CHALLENGE:
Extract all lines that hold the string "网络财富".

GIVEN ENTRIES:
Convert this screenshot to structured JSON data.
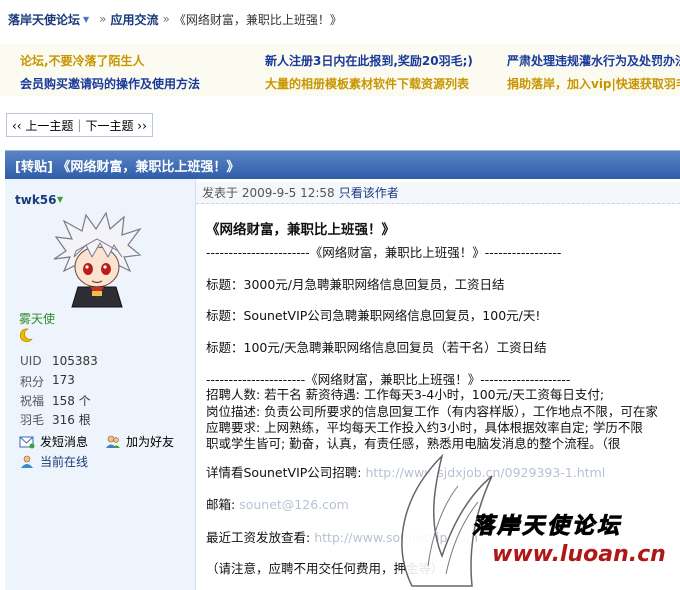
{
  "breadcrumb": {
    "forum": "落岸天使论坛",
    "separator": "»",
    "section": "应用交流",
    "current": "《网络财富，兼职比上班强！》"
  },
  "announcements": [
    {
      "text": "论坛,不要冷落了陌生人",
      "color": "#c89600"
    },
    {
      "text": "新人注册3日内在此报到,奖励20羽毛;)",
      "color": "#1a3a9a"
    },
    {
      "text": "严肃处理违规灌水行为及处罚办法",
      "color": "#1a3a9a"
    },
    {
      "text": "会员购买邀请码的操作及使用方法",
      "color": "#1a3a9a"
    },
    {
      "text": "大量的相册模板素材软件下载资源列表",
      "color": "#c89600"
    },
    {
      "text": "捐助落岸，加入vip|快速获取羽毛",
      "color": "#c89600"
    }
  ],
  "pager": {
    "prev": "‹‹ 上一主题",
    "divider": "|",
    "next": "下一主题 ››"
  },
  "thread": {
    "title": "[转贴] 《网络财富，兼职比上班强！》"
  },
  "user": {
    "name": "twk56",
    "rank": "雾天使",
    "stats": [
      {
        "label": "UID",
        "value": "105383"
      },
      {
        "label": "积分",
        "value": "173"
      },
      {
        "label": "祝福",
        "value": "158 个"
      },
      {
        "label": "羽毛",
        "value": "316 根"
      }
    ],
    "actions": {
      "message": "发短消息",
      "friend": "加为好友",
      "online": "当前在线"
    }
  },
  "post": {
    "posted_at": "发表于 2009-9-5 12:58",
    "only_author": "只看该作者",
    "lines": [
      "《网络财富，兼职比上班强！》",
      "-----------------------《网络财富，兼职比上班强！》-----------------",
      "标题：3000元/月急聘兼职网络信息回复员，工资日结",
      "标题：SounetVIP公司急聘兼职网络信息回复员，100元/天!",
      "标题：100元/天急聘兼职网络信息回复员（若干名）工资日结",
      "----------------------《网络财富，兼职比上班强！》--------------------",
      "招聘人数: 若干名      薪资待遇: 工作每天3-4小时，100元/天工资每日支付;",
      "岗位描述: 负责公司所要求的信息回复工作（有内容样版），工作地点不限，可在家",
      "应聘要求: 上网熟练，平均每天工作投入约3小时，具体根据效率自定;  学历不限",
      "职或学生皆可; 勤奋，认真，有责任感，熟悉用电脑发消息的整个流程。（很",
      "详情看SounetVIP公司招聘:",
      "邮箱:",
      "最近工资发放查看:",
      "（请注意，应聘不用交任何费用，押金等）"
    ],
    "blurred": {
      "link": "http://www.sjdxjob.cn/0929393-1.html",
      "email": "sounet@126.com",
      "salary": "http://www.sounetvip.com"
    }
  },
  "watermark": {
    "title": "落岸天使论坛",
    "url": "www.luoan.cn"
  }
}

SOLUTION TO THIS EXERCISE:
    "current": "《网络财富，兼职比上班强！》"
    "title": "[转贴] 《网络财富，兼职比上班强！》"
      "《网络财富，兼职比上班强！》",
      "-----------------------《网络财富，兼职比上班强！》-----------------",
      "----------------------《网络财富，兼职比上班强！》--------------------",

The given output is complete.